## start Provided records

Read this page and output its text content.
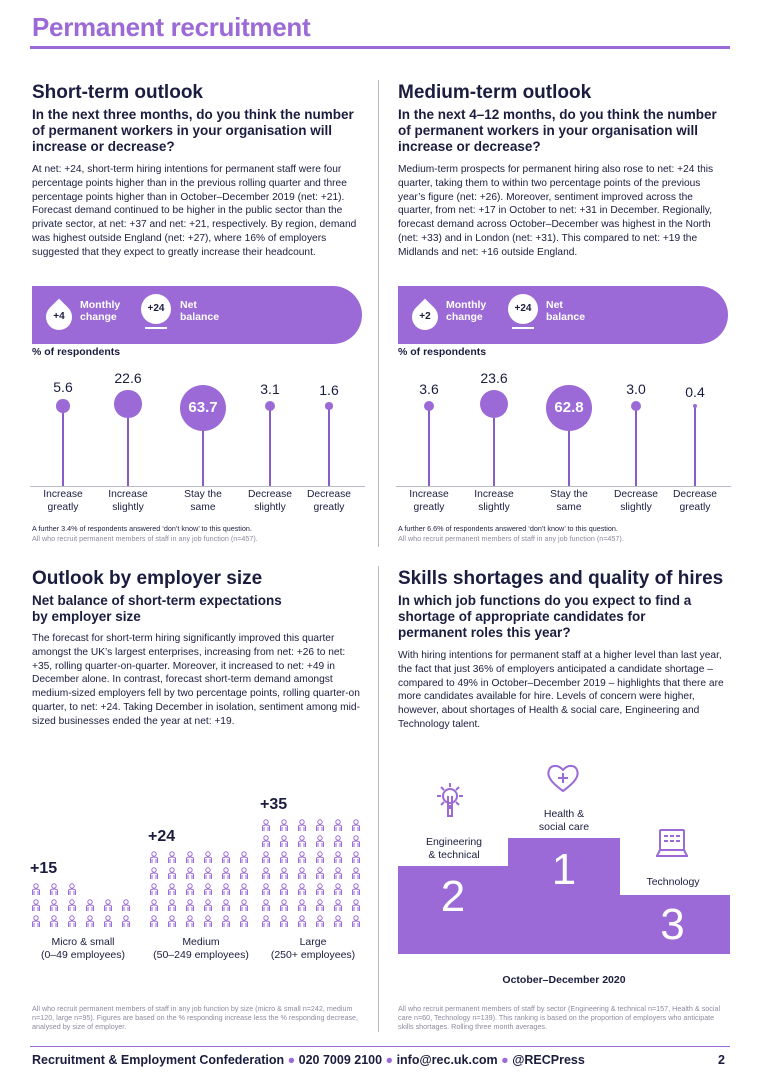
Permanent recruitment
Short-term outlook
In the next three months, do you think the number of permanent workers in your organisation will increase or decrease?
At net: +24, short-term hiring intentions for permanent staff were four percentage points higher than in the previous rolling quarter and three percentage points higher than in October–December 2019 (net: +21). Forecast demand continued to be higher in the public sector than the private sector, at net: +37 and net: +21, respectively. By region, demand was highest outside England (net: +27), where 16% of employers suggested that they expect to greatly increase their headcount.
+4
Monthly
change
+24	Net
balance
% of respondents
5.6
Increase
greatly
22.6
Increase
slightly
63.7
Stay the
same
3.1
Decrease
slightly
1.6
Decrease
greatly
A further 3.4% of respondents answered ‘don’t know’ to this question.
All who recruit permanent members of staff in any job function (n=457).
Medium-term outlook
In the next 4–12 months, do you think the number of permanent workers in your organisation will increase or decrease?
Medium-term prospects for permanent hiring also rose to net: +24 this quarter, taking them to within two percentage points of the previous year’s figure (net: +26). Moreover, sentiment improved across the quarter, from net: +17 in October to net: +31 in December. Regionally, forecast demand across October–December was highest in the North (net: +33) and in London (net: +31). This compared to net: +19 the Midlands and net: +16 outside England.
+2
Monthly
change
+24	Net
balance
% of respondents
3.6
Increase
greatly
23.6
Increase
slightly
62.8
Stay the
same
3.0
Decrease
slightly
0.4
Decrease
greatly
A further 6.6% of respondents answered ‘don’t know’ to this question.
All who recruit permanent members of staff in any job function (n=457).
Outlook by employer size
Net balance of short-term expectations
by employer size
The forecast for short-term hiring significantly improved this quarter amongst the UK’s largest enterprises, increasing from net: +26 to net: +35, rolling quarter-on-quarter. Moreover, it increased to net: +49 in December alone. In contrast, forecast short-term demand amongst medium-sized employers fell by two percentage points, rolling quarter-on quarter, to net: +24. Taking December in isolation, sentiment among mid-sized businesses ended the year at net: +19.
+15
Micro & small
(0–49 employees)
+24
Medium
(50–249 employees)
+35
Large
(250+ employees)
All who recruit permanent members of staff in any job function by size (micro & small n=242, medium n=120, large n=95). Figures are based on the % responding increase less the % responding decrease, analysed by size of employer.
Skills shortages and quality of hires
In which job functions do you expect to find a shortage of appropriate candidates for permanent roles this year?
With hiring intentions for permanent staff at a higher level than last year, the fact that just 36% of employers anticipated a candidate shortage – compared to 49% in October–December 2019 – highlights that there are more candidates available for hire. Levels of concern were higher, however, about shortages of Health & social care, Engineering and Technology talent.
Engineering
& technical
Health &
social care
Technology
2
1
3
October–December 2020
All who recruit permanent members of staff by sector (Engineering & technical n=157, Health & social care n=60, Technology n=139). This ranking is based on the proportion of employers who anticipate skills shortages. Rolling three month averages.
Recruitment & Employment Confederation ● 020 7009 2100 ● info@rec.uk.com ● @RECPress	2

## end Provided records
## start Provided records

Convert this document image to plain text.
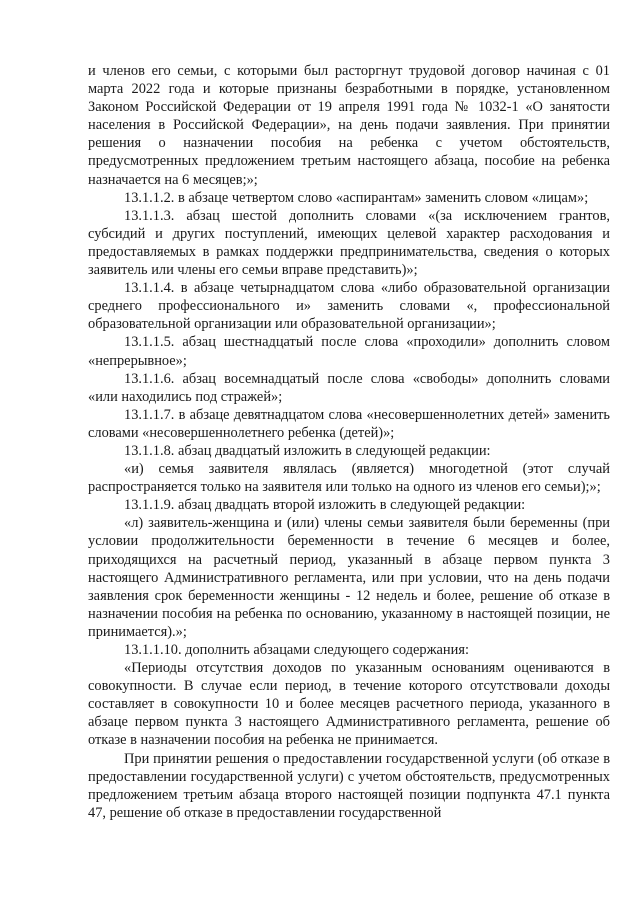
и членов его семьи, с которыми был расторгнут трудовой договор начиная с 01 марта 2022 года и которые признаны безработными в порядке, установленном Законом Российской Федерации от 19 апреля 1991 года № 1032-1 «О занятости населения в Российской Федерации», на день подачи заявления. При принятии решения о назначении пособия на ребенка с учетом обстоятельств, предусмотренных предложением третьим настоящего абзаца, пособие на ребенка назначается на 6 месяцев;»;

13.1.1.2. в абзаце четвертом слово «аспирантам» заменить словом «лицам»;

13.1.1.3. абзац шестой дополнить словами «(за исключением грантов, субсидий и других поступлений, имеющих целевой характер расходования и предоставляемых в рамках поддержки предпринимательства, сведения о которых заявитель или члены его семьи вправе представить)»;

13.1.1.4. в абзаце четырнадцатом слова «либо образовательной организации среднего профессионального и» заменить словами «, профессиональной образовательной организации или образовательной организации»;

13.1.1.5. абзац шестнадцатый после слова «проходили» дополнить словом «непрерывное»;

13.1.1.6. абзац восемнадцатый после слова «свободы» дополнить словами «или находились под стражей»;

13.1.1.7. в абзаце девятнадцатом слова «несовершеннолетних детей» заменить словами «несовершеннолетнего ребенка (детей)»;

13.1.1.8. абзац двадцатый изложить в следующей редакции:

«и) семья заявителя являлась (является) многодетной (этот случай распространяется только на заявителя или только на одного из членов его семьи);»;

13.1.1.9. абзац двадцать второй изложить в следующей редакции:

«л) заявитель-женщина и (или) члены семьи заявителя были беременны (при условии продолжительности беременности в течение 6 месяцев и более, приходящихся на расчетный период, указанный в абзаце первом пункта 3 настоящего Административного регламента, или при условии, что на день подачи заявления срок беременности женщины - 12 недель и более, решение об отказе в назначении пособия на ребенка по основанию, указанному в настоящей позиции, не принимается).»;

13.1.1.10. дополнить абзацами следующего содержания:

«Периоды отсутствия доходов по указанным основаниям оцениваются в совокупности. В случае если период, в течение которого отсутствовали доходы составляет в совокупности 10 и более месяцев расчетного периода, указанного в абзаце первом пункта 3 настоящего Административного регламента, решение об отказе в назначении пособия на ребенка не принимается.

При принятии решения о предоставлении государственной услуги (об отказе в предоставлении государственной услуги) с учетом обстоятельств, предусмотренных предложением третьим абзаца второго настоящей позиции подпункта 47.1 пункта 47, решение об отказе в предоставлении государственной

## end Provided records

Your goal:
Choose all lines containing the string "словом" and copy them out.

Response:
13.1.1.2. в абзаце четвертом слово «аспирантам» заменить словом «лицам»;
13.1.1.5. абзац шестнадцатый после слова «проходили» дополнить словом «непрерывное»;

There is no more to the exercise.